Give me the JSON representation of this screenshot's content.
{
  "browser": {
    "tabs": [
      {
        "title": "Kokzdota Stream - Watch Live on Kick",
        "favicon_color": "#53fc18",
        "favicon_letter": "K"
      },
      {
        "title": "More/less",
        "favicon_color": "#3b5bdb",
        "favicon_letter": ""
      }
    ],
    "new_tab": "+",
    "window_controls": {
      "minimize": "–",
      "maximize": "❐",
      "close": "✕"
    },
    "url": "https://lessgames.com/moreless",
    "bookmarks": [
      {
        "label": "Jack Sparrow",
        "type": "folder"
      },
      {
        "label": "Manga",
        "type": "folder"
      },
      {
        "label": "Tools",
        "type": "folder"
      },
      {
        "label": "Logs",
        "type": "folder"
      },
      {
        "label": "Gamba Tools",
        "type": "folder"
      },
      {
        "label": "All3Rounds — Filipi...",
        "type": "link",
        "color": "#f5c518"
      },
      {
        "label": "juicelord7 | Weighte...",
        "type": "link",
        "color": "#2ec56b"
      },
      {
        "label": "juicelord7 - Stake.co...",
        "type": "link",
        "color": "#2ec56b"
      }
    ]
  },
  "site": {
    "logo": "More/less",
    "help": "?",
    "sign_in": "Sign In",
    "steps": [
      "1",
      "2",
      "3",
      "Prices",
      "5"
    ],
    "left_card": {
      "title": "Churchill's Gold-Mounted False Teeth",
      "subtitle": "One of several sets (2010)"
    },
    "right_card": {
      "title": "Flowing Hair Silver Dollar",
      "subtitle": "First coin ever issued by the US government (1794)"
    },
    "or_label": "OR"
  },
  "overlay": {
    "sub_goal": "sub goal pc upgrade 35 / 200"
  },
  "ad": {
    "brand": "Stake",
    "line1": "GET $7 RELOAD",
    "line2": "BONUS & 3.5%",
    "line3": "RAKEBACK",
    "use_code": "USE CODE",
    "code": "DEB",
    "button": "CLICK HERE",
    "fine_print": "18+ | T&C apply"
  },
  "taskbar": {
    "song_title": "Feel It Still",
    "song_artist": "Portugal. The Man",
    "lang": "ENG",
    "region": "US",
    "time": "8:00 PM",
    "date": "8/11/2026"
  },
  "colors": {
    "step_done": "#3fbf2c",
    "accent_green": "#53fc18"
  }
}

## EXERCISE GOAL
Return each entry from the material above exactly as it appears.

## SOLUTION TO THIS EXERCISE
Give me the JSON representation of this screenshot's content.
{
  "browser": {
    "tabs": [
      {
        "title": "Kokzdota Stream - Watch Live on Kick",
        "favicon_color": "#53fc18",
        "favicon_letter": "K"
      },
      {
        "title": "More/less",
        "favicon_color": "#3b5bdb",
        "favicon_letter": ""
      }
    ],
    "new_tab": "+",
    "window_controls": {
      "minimize": "–",
      "maximize": "❐",
      "close": "✕"
    },
    "url": "https://lessgames.com/moreless",
    "bookmarks": [
      {
        "label": "Jack Sparrow",
        "type": "folder"
      },
      {
        "label": "Manga",
        "type": "folder"
      },
      {
        "label": "Tools",
        "type": "folder"
      },
      {
        "label": "Logs",
        "type": "folder"
      },
      {
        "label": "Gamba Tools",
        "type": "folder"
      },
      {
        "label": "All3Rounds — Filipi...",
        "type": "link",
        "color": "#f5c518"
      },
      {
        "label": "juicelord7 | Weighte...",
        "type": "link",
        "color": "#2ec56b"
      },
      {
        "label": "juicelord7 - Stake.co...",
        "type": "link",
        "color": "#2ec56b"
      }
    ]
  },
  "site": {
    "logo": "More/less",
    "help": "?",
    "sign_in": "Sign In",
    "steps": [
      "1",
      "2",
      "3",
      "Prices",
      "5"
    ],
    "left_card": {
      "title": "Churchill's Gold-Mounted False Teeth",
      "subtitle": "One of several sets (2010)"
    },
    "right_card": {
      "title": "Flowing Hair Silver Dollar",
      "subtitle": "First coin ever issued by the US government (1794)"
    },
    "or_label": "OR"
  },
  "overlay": {
    "sub_goal": "sub goal pc upgrade 35 / 200"
  },
  "ad": {
    "brand": "Stake",
    "line1": "GET $7 RELOAD",
    "line2": "BONUS & 3.5%",
    "line3": "RAKEBACK",
    "use_code": "USE CODE",
    "code": "DEB",
    "button": "CLICK HERE",
    "fine_print": "18+ | T&C apply"
  },
  "taskbar": {
    "song_title": "Feel It Still",
    "song_artist": "Portugal. The Man",
    "lang": "ENG",
    "region": "US",
    "time": "8:00 PM",
    "date": "8/11/2026"
  },
  "colors": {
    "step_done": "#3fbf2c",
    "accent_green": "#53fc18"
  }
}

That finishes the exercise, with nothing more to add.